**ARTICLE**
- - -
On entend beaucoup de choses sur le tantra ou tantrisme, tout le monde a sa petite idée. Pour autant on tombe bien souvent dans l’illusion comme d’habitude avec ce qui concerne le yoga et ses différentes voies.
Dans cet article, la première partie s’efforcera de vous donner une explication simple et précise où il conviendra tout d’abord de définir les termes.
Puis en seconde partie, des précisions plus techniques seront ajoutées pour les plus avisés.
Tantra
On utilise vulgairement le terme « tantrisme ». Les tantra sont différents textes traditionnels qui ont pénétré différents courants religieux issues de l’Inde comme le Shivaïsme, Shaktisme, Jaïnisme, Bouddhisme.
Il peut être intéressant de bien comprendre le sens du mot religieux avant de continuer.
Cet article » yoga et religion » en fourni une explication.
Quoi qu’il en soit le tantrisme est une des variétés du yoga.
Ces textes, les tantra, proposent diverses techniques ayant pour l’objet l’émergence de la conscience (appelé aussi « éveil ou samadhi »).
Ils donnent tantôt une descriptions de nos énergies subtiles (nos chakras par exemple avec le Satchakra Nirupana) tantôt des techniques méditatives avec le Vijnana Bhaïrava Tantra par exemple. Texte qui a aussi fortement influencé la pratique du yoga nidra.
- - -
Entrées enregistrées:
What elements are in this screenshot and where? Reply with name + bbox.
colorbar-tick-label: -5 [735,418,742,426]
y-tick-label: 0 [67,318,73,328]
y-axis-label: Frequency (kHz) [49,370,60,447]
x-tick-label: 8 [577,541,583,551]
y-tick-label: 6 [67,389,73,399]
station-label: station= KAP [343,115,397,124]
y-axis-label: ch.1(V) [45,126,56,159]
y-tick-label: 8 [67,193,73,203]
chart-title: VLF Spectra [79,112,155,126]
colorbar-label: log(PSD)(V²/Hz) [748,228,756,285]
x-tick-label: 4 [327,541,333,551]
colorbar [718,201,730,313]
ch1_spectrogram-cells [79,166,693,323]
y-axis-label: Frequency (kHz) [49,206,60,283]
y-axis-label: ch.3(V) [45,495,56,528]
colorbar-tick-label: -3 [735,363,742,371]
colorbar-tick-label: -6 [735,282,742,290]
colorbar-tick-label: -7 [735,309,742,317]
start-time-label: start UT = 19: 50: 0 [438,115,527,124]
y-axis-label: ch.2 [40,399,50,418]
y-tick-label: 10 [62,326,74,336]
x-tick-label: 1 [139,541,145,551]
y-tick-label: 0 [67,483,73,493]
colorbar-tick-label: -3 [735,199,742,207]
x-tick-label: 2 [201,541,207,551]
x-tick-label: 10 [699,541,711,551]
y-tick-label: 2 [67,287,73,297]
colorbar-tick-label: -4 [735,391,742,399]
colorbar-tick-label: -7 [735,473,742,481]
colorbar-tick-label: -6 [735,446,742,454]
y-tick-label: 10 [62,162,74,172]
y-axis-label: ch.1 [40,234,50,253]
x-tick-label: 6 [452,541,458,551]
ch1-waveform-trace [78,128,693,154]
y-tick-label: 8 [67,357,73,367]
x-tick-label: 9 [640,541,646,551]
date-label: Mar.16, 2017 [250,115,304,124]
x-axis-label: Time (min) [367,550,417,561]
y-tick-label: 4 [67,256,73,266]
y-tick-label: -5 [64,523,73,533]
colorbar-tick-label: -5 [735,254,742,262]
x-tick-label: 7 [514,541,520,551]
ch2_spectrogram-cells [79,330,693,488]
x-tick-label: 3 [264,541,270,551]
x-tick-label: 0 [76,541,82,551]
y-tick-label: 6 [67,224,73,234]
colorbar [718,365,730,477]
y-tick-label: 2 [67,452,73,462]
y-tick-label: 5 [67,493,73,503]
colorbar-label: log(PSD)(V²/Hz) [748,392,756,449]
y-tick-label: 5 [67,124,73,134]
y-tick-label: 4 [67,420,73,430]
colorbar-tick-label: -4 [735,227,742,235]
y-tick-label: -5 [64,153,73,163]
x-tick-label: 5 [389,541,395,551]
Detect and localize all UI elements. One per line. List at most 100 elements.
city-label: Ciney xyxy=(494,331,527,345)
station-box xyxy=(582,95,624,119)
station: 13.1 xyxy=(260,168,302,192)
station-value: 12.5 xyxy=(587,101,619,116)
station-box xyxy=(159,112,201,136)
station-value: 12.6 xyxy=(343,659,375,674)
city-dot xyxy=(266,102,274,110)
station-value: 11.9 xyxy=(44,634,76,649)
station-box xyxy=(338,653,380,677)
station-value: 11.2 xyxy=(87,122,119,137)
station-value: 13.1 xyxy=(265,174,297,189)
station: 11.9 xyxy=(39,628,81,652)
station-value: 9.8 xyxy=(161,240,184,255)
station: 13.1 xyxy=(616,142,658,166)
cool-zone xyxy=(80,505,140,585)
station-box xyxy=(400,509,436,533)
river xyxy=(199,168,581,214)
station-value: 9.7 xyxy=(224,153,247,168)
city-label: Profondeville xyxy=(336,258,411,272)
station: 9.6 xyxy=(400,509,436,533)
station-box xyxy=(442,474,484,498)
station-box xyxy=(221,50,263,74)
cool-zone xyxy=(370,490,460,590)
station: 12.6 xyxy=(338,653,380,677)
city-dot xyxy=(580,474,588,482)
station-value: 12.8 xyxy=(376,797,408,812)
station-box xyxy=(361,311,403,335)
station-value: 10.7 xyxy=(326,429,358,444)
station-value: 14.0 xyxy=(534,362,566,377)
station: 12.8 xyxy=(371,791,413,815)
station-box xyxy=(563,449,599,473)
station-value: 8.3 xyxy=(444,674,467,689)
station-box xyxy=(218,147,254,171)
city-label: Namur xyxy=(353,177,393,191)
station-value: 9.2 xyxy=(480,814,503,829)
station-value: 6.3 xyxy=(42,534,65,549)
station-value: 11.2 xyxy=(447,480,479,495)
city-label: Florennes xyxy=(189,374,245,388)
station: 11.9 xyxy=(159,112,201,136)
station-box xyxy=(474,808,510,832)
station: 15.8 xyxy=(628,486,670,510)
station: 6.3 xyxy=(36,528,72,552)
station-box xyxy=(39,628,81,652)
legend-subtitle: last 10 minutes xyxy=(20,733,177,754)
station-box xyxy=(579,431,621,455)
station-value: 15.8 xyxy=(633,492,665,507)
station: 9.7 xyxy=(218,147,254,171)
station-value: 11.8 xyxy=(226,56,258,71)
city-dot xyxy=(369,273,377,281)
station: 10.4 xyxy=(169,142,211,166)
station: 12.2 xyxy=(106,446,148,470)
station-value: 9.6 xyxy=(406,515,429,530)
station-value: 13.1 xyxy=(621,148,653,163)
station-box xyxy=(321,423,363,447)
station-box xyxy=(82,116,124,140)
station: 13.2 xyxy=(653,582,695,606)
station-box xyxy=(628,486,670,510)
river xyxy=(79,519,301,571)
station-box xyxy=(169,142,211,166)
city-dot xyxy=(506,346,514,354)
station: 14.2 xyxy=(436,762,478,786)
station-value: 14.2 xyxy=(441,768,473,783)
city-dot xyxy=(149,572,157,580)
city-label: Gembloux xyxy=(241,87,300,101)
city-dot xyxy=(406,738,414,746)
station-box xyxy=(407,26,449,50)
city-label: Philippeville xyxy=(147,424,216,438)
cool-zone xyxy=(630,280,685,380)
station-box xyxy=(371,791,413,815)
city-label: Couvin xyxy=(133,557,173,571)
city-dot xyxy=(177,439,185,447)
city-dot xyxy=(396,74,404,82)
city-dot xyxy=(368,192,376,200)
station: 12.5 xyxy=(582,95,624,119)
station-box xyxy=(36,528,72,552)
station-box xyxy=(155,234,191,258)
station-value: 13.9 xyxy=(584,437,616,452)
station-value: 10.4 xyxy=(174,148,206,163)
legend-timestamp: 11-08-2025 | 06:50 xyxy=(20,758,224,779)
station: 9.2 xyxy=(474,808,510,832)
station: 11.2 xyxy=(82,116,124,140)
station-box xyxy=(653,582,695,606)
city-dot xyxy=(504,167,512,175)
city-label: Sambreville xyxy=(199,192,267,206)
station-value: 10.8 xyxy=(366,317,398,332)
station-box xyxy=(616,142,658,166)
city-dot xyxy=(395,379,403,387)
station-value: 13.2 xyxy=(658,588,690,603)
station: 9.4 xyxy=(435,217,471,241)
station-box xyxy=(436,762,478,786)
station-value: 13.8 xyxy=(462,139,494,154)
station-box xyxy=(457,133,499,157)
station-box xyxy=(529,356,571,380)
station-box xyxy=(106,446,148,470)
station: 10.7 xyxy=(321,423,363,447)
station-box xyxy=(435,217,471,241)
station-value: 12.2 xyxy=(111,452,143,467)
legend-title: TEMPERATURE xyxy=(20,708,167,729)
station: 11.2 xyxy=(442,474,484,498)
- - -
**CONSIGNES**
A: Reproduisez fidèlement le passage de l'article sur le tantra qui s'ouvre sur les mots contenant « Dans cet article, la » et se clôt sur « fourni une explication. ».
B: Répondez brièvement à ces questions sur l'article consacré au tantra.
(i) Quels courants religieux issus de l'Inde les tantra ont-ils pénétrés ?
(ii) Quel est l'objet des techniques proposées par les tantra ?
(iii) Quelle pratique du yoga le Vijnana Bhaïrava Tantra a-t-il fortement influencée ?
C: Poursuivez l'article sur le tantra à partir de l'endroit où il s'arrête.
Les entrées enregistrées n'interviennent en rien ici.

**RÉSULTATS DANS L'ORDRE**
A:
Dans cet article, la première partie s’efforcera de vous donner une explication simple et précise où il conviendra tout d’abord de définir les termes.
Puis en seconde partie, des précisions plus techniques seront ajoutées pour les plus avisés.
Tantra
On utilise vulgairement le terme « tantrisme ». Les tantra sont différents textes traditionnels qui ont pénétré différents courants religieux issues de l’Inde comme le Shivaïsme, Shaktisme, Jaïnisme, Bouddhisme.
Il peut être intéressant de bien comprendre le sens du mot religieux avant de continuer.
Cet article » yoga et religion » en fourni une explication.

B:
(i) Le Shivaïsme, le Shaktisme, le Jaïnisme et le Bouddhisme.
(ii) L'émergence de la conscience, appelée aussi « éveil ou samadhi ».
(iii) La pratique du yoga nidra.

C:
Et la sexualité dans le tantra ?
Certains tantra proposent des techniques ayant rapport avec le sexe, l’orgasme. Elles sont rares, quasiment inaccessibles. Des années de pratique étaient nécessaires avant quelles puissent être proposées par le gourou.
Pour autant, quand l’occident a découvert ces textes, beaucoup ont focalisé sur ces techniques mélangeant leurs fantasmes à la spiritualité.
Souvent on tombe dans le piège de retenir et focaliser sur ce qui titille nos sens ou notre ego. On va vers ce que l’on aime et évite ce que l’on n’aime pas. Si dans la nature un homme aperçoit une femme nue, il ne va retenir que cette vision de sa journée. Ses sens focalisés sur l’objet de son désir… la nature a besoin de pérenniser.
Daniel Odier qui a écrit plusieurs ouvrages sur le tantrisme en parle bien dans cette vidéo.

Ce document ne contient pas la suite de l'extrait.